>>
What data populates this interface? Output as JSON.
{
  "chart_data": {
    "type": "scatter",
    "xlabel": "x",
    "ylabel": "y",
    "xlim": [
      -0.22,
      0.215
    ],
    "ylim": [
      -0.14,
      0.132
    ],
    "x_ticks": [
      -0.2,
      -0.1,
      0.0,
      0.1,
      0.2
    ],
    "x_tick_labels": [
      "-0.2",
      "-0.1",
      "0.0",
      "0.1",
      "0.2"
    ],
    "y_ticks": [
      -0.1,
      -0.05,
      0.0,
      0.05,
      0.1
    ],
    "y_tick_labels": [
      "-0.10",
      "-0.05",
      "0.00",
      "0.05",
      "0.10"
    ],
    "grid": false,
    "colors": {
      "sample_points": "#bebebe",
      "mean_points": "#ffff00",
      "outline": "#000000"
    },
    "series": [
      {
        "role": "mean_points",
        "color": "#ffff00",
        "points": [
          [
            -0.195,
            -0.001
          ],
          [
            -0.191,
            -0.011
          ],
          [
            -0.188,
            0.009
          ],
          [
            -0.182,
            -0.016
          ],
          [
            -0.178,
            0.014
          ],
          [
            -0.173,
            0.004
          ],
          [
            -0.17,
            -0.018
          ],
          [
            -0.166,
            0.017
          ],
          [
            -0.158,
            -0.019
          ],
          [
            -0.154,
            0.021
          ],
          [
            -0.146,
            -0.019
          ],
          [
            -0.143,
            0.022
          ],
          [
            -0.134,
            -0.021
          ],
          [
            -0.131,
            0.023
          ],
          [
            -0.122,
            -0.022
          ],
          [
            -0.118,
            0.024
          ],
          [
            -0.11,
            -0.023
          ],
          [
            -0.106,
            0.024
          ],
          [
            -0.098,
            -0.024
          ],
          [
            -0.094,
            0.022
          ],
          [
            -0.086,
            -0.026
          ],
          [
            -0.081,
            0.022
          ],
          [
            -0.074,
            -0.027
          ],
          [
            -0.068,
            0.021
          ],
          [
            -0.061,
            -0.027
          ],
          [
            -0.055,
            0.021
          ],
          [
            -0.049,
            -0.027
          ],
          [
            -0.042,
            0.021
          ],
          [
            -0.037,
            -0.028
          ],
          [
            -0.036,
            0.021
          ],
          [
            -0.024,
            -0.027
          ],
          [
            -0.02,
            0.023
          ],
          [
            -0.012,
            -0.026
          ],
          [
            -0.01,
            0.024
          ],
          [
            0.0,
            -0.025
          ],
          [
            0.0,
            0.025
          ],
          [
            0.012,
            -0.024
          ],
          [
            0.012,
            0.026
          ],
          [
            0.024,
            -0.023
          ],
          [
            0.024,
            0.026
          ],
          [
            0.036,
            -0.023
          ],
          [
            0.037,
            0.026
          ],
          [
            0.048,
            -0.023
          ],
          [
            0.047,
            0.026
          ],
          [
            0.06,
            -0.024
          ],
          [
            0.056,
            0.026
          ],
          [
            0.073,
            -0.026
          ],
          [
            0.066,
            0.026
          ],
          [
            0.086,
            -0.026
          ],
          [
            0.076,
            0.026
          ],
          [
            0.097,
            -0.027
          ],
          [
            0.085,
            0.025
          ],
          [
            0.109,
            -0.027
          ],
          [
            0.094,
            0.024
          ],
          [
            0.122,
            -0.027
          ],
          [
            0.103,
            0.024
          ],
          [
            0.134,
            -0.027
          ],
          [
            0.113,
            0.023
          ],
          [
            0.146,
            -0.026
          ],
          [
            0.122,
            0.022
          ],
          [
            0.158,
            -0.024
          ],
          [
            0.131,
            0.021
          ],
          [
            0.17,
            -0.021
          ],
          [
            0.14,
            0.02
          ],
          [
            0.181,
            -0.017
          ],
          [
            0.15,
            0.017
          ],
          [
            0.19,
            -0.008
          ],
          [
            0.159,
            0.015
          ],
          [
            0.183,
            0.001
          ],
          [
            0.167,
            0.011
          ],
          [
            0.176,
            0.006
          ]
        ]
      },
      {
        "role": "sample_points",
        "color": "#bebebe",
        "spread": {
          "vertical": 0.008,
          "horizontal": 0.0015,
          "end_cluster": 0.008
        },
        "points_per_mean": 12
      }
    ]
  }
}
<<
>>
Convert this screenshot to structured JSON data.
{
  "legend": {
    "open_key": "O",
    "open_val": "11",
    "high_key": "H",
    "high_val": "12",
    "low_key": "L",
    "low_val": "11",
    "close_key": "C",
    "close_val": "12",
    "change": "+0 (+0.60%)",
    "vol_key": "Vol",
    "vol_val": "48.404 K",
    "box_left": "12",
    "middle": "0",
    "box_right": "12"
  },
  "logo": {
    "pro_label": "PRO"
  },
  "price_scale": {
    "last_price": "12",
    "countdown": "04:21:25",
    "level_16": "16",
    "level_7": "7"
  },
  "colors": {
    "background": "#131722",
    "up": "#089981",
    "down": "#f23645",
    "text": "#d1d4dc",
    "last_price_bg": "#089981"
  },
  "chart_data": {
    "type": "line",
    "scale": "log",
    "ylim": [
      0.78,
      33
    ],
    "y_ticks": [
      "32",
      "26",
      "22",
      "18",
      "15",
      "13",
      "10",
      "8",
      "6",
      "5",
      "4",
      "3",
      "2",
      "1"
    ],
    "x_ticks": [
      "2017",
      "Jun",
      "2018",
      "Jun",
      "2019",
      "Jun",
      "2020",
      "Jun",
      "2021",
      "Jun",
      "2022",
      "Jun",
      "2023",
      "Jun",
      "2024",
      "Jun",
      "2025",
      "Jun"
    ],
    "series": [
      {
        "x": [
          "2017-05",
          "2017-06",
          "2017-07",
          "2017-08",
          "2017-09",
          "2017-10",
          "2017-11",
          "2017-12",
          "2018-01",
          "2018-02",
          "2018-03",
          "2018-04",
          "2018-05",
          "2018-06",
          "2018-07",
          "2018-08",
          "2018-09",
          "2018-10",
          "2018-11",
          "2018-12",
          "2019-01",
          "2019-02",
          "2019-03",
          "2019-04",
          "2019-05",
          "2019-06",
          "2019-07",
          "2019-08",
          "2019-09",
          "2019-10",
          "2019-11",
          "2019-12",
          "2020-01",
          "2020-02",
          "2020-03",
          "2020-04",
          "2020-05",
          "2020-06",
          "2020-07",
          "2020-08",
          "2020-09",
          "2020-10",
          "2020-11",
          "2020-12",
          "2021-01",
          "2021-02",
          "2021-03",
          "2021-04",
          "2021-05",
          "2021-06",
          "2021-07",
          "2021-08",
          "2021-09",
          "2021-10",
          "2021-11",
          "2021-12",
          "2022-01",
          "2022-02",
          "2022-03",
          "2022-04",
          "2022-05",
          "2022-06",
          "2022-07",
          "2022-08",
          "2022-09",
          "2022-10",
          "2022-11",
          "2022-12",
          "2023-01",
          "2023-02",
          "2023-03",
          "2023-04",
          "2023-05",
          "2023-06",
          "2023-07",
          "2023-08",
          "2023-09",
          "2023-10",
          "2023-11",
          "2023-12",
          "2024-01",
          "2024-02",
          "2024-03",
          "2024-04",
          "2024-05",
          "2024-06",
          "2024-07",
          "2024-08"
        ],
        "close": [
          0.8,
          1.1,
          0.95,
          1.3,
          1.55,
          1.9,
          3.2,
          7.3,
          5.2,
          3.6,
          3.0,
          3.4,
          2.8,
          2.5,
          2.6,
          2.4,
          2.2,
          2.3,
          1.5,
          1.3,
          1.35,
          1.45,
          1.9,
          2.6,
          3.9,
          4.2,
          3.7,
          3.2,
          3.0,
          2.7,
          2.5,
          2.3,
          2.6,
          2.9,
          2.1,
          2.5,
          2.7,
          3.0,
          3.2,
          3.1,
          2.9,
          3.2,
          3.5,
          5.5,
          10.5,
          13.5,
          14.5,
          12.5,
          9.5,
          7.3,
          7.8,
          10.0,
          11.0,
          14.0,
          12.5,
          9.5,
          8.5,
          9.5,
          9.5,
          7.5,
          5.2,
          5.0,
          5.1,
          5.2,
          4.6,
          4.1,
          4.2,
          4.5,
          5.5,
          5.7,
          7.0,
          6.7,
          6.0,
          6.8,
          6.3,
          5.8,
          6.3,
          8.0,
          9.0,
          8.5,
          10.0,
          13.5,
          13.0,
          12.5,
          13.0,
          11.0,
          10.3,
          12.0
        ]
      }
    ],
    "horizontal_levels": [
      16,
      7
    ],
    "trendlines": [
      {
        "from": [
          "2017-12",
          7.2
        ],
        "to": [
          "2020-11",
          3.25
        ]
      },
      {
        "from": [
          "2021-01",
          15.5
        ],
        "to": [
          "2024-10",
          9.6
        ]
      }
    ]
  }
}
<<
Exercise description: From the data above, gather every line that includes the word "role".

The solution:
        "role": "mean_points",
        "role": "sample_points",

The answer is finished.